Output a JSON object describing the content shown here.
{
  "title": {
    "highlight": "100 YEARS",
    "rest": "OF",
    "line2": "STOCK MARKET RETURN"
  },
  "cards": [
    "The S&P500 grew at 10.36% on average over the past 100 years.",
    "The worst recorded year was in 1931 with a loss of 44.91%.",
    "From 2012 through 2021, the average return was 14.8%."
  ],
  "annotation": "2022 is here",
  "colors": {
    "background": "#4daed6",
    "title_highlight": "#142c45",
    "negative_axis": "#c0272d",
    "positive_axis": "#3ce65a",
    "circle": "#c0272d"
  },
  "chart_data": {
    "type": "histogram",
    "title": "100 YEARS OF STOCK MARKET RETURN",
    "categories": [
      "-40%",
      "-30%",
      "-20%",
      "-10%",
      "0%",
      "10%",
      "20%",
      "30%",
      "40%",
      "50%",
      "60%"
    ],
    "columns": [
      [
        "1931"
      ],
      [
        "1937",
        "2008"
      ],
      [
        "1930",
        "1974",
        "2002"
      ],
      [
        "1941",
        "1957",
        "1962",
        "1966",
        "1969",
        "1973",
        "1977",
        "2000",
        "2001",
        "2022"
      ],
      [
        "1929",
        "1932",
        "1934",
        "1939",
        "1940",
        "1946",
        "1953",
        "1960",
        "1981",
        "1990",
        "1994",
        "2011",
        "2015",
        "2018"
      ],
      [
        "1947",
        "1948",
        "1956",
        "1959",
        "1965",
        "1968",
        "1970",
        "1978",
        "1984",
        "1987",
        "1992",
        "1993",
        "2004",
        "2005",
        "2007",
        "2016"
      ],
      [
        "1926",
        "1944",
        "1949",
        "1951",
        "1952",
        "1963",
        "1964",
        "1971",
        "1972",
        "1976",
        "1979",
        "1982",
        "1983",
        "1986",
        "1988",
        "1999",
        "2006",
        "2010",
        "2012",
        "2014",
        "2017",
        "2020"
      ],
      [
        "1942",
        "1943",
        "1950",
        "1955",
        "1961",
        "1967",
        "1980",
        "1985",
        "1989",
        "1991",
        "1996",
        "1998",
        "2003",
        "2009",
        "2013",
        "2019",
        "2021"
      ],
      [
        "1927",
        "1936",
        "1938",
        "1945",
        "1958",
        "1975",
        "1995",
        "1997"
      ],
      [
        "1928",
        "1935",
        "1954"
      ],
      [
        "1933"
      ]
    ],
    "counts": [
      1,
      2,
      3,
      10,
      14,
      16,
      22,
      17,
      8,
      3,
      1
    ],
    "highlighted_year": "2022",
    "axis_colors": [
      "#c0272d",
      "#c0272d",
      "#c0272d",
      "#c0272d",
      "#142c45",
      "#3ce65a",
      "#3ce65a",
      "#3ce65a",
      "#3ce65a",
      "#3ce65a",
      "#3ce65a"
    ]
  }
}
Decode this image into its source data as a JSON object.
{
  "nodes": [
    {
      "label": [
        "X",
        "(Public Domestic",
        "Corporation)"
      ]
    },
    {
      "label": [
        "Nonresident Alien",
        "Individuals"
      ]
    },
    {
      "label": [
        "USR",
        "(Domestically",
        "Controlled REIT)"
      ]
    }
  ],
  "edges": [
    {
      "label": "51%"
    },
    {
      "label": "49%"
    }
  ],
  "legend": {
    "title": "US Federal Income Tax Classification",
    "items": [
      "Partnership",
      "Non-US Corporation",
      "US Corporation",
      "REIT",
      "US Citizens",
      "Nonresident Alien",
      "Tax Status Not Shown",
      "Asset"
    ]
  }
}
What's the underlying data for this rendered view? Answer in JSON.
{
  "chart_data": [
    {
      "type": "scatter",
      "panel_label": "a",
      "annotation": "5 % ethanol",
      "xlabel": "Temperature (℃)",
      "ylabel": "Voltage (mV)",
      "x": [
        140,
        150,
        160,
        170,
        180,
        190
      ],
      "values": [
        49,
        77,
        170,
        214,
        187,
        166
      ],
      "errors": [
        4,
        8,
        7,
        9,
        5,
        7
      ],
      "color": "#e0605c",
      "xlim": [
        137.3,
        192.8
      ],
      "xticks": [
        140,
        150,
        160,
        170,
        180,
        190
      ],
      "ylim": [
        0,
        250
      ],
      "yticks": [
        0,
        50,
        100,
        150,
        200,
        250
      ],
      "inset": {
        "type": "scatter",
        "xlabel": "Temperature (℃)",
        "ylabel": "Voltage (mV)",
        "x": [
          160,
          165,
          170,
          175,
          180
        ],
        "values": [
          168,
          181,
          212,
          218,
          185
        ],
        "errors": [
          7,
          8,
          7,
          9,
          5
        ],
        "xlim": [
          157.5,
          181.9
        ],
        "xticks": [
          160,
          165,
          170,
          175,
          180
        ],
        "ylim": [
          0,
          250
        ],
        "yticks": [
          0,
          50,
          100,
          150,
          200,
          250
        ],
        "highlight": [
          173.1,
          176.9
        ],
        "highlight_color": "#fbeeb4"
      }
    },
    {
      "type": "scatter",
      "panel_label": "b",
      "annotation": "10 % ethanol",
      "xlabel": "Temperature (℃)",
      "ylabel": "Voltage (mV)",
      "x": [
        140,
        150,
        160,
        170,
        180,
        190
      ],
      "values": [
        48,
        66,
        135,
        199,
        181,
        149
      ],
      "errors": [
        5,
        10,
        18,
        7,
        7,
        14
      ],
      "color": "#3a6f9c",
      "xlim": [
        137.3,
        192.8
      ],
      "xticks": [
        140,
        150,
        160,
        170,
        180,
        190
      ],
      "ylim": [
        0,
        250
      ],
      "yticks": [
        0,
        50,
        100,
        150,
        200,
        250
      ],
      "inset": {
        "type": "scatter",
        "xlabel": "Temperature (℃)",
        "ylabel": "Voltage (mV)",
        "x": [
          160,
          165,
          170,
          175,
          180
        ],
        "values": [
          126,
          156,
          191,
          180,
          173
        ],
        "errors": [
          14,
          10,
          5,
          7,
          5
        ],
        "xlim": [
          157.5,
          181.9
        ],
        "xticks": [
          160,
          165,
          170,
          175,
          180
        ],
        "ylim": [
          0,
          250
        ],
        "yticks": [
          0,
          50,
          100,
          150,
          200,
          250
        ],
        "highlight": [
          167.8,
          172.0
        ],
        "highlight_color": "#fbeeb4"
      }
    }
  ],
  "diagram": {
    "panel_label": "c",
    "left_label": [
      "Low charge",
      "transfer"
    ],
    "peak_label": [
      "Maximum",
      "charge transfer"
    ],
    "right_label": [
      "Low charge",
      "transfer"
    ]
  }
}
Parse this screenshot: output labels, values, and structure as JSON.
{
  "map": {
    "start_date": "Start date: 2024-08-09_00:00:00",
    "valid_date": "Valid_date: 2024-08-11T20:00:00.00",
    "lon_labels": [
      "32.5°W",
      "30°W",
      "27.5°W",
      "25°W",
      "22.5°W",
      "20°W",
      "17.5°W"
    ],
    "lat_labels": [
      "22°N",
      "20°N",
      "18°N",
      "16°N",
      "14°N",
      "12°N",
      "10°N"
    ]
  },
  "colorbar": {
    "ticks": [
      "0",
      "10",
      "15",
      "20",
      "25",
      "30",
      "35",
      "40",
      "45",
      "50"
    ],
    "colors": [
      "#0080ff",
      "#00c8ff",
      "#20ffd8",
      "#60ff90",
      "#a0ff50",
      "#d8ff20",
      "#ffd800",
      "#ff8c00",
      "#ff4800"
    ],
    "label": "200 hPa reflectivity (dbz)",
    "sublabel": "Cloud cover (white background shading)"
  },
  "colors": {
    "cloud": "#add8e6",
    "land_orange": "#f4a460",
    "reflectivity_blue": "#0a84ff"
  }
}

____________

TASK DESCRIPTION
Make an exact copy of every entry.

THE COMPLETED TASK
Output a JSON object describing the content shown here.
{
  "title": {
    "highlight": "100 YEARS",
    "rest": "OF",
    "line2": "STOCK MARKET RETURN"
  },
  "cards": [
    "The S&P500 grew at 10.36% on average over the past 100 years.",
    "The worst recorded year was in 1931 with a loss of 44.91%.",
    "From 2012 through 2021, the average return was 14.8%."
  ],
  "annotation": "2022 is here",
  "colors": {
    "background": "#4daed6",
    "title_highlight": "#142c45",
    "negative_axis": "#c0272d",
    "positive_axis": "#3ce65a",
    "circle": "#c0272d"
  },
  "chart_data": {
    "type": "histogram",
    "title": "100 YEARS OF STOCK MARKET RETURN",
    "categories": [
      "-40%",
      "-30%",
      "-20%",
      "-10%",
      "0%",
      "10%",
      "20%",
      "30%",
      "40%",
      "50%",
      "60%"
    ],
    "columns": [
      [
        "1931"
      ],
      [
        "1937",
        "2008"
      ],
      [
        "1930",
        "1974",
        "2002"
      ],
      [
        "1941",
        "1957",
        "1962",
        "1966",
        "1969",
        "1973",
        "1977",
        "2000",
        "2001",
        "2022"
      ],
      [
        "1929",
        "1932",
        "1934",
        "1939",
        "1940",
        "1946",
        "1953",
        "1960",
        "1981",
        "1990",
        "1994",
        "2011",
        "2015",
        "2018"
      ],
      [
        "1947",
        "1948",
        "1956",
        "1959",
        "1965",
        "1968",
        "1970",
        "1978",
        "1984",
        "1987",
        "1992",
        "1993",
        "2004",
        "2005",
        "2007",
        "2016"
      ],
      [
        "1926",
        "1944",
        "1949",
        "1951",
        "1952",
        "1963",
        "1964",
        "1971",
        "1972",
        "1976",
        "1979",
        "1982",
        "1983",
        "1986",
        "1988",
        "1999",
        "2006",
        "2010",
        "2012",
        "2014",
        "2017",
        "2020"
      ],
      [
        "1942",
        "1943",
        "1950",
        "1955",
        "1961",
        "1967",
        "1980",
        "1985",
        "1989",
        "1991",
        "1996",
        "1998",
        "2003",
        "2009",
        "2013",
        "2019",
        "2021"
      ],
      [
        "1927",
        "1936",
        "1938",
        "1945",
        "1958",
        "1975",
        "1995",
        "1997"
      ],
      [
        "1928",
        "1935",
        "1954"
      ],
      [
        "1933"
      ]
    ],
    "counts": [
      1,
      2,
      3,
      10,
      14,
      16,
      22,
      17,
      8,
      3,
      1
    ],
    "highlighted_year": "2022",
    "axis_colors": [
      "#c0272d",
      "#c0272d",
      "#c0272d",
      "#c0272d",
      "#142c45",
      "#3ce65a",
      "#3ce65a",
      "#3ce65a",
      "#3ce65a",
      "#3ce65a",
      "#3ce65a"
    ]
  }
}
Decode this image into its source data as a JSON object.
{
  "nodes": [
    {
      "label": [
        "X",
        "(Public Domestic",
        "Corporation)"
      ]
    },
    {
      "label": [
        "Nonresident Alien",
        "Individuals"
      ]
    },
    {
      "label": [
        "USR",
        "(Domestically",
        "Controlled REIT)"
      ]
    }
  ],
  "edges": [
    {
      "label": "51%"
    },
    {
      "label": "49%"
    }
  ],
  "legend": {
    "title": "US Federal Income Tax Classification",
    "items": [
      "Partnership",
      "Non-US Corporation",
      "US Corporation",
      "REIT",
      "US Citizens",
      "Nonresident Alien",
      "Tax Status Not Shown",
      "Asset"
    ]
  }
}
What's the underlying data for this rendered view? Answer in JSON.
{
  "chart_data": [
    {
      "type": "scatter",
      "panel_label": "a",
      "annotation": "5 % ethanol",
      "xlabel": "Temperature (℃)",
      "ylabel": "Voltage (mV)",
      "x": [
        140,
        150,
        160,
        170,
        180,
        190
      ],
      "values": [
        49,
        77,
        170,
        214,
        187,
        166
      ],
      "errors": [
        4,
        8,
        7,
        9,
        5,
        7
      ],
      "color": "#e0605c",
      "xlim": [
        137.3,
        192.8
      ],
      "xticks": [
        140,
        150,
        160,
        170,
        180,
        190
      ],
      "ylim": [
        0,
        250
      ],
      "yticks": [
        0,
        50,
        100,
        150,
        200,
        250
      ],
      "inset": {
        "type": "scatter",
        "xlabel": "Temperature (℃)",
        "ylabel": "Voltage (mV)",
        "x": [
          160,
          165,
          170,
          175,
          180
        ],
        "values": [
          168,
          181,
          212,
          218,
          185
        ],
        "errors": [
          7,
          8,
          7,
          9,
          5
        ],
        "xlim": [
          157.5,
          181.9
        ],
        "xticks": [
          160,
          165,
          170,
          175,
          180
        ],
        "ylim": [
          0,
          250
        ],
        "yticks": [
          0,
          50,
          100,
          150,
          200,
          250
        ],
        "highlight": [
          173.1,
          176.9
        ],
        "highlight_color": "#fbeeb4"
      }
    },
    {
      "type": "scatter",
      "panel_label": "b",
      "annotation": "10 % ethanol",
      "xlabel": "Temperature (℃)",
      "ylabel": "Voltage (mV)",
      "x": [
        140,
        150,
        160,
        170,
        180,
        190
      ],
      "values": [
        48,
        66,
        135,
        199,
        181,
        149
      ],
      "errors": [
        5,
        10,
        18,
        7,
        7,
        14
      ],
      "color": "#3a6f9c",
      "xlim": [
        137.3,
        192.8
      ],
      "xticks": [
        140,
        150,
        160,
        170,
        180,
        190
      ],
      "ylim": [
        0,
        250
      ],
      "yticks": [
        0,
        50,
        100,
        150,
        200,
        250
      ],
      "inset": {
        "type": "scatter",
        "xlabel": "Temperature (℃)",
        "ylabel": "Voltage (mV)",
        "x": [
          160,
          165,
          170,
          175,
          180
        ],
        "values": [
          126,
          156,
          191,
          180,
          173
        ],
        "errors": [
          14,
          10,
          5,
          7,
          5
        ],
        "xlim": [
          157.5,
          181.9
        ],
        "xticks": [
          160,
          165,
          170,
          175,
          180
        ],
        "ylim": [
          0,
          250
        ],
        "yticks": [
          0,
          50,
          100,
          150,
          200,
          250
        ],
        "highlight": [
          167.8,
          172.0
        ],
        "highlight_color": "#fbeeb4"
      }
    }
  ],
  "diagram": {
    "panel_label": "c",
    "left_label": [
      "Low charge",
      "transfer"
    ],
    "peak_label": [
      "Maximum",
      "charge transfer"
    ],
    "right_label": [
      "Low charge",
      "transfer"
    ]
  }
}
Parse this screenshot: output labels, values, and structure as JSON.
{
  "map": {
    "start_date": "Start date: 2024-08-09_00:00:00",
    "valid_date": "Valid_date: 2024-08-11T20:00:00.00",
    "lon_labels": [
      "32.5°W",
      "30°W",
      "27.5°W",
      "25°W",
      "22.5°W",
      "20°W",
      "17.5°W"
    ],
    "lat_labels": [
      "22°N",
      "20°N",
      "18°N",
      "16°N",
      "14°N",
      "12°N",
      "10°N"
    ]
  },
  "colorbar": {
    "ticks": [
      "0",
      "10",
      "15",
      "20",
      "25",
      "30",
      "35",
      "40",
      "45",
      "50"
    ],
    "colors": [
      "#0080ff",
      "#00c8ff",
      "#20ffd8",
      "#60ff90",
      "#a0ff50",
      "#d8ff20",
      "#ffd800",
      "#ff8c00",
      "#ff4800"
    ],
    "label": "200 hPa reflectivity (dbz)",
    "sublabel": "Cloud cover (white background shading)"
  },
  "colors": {
    "cloud": "#add8e6",
    "land_orange": "#f4a460",
    "reflectivity_blue": "#0a84ff"
  }
}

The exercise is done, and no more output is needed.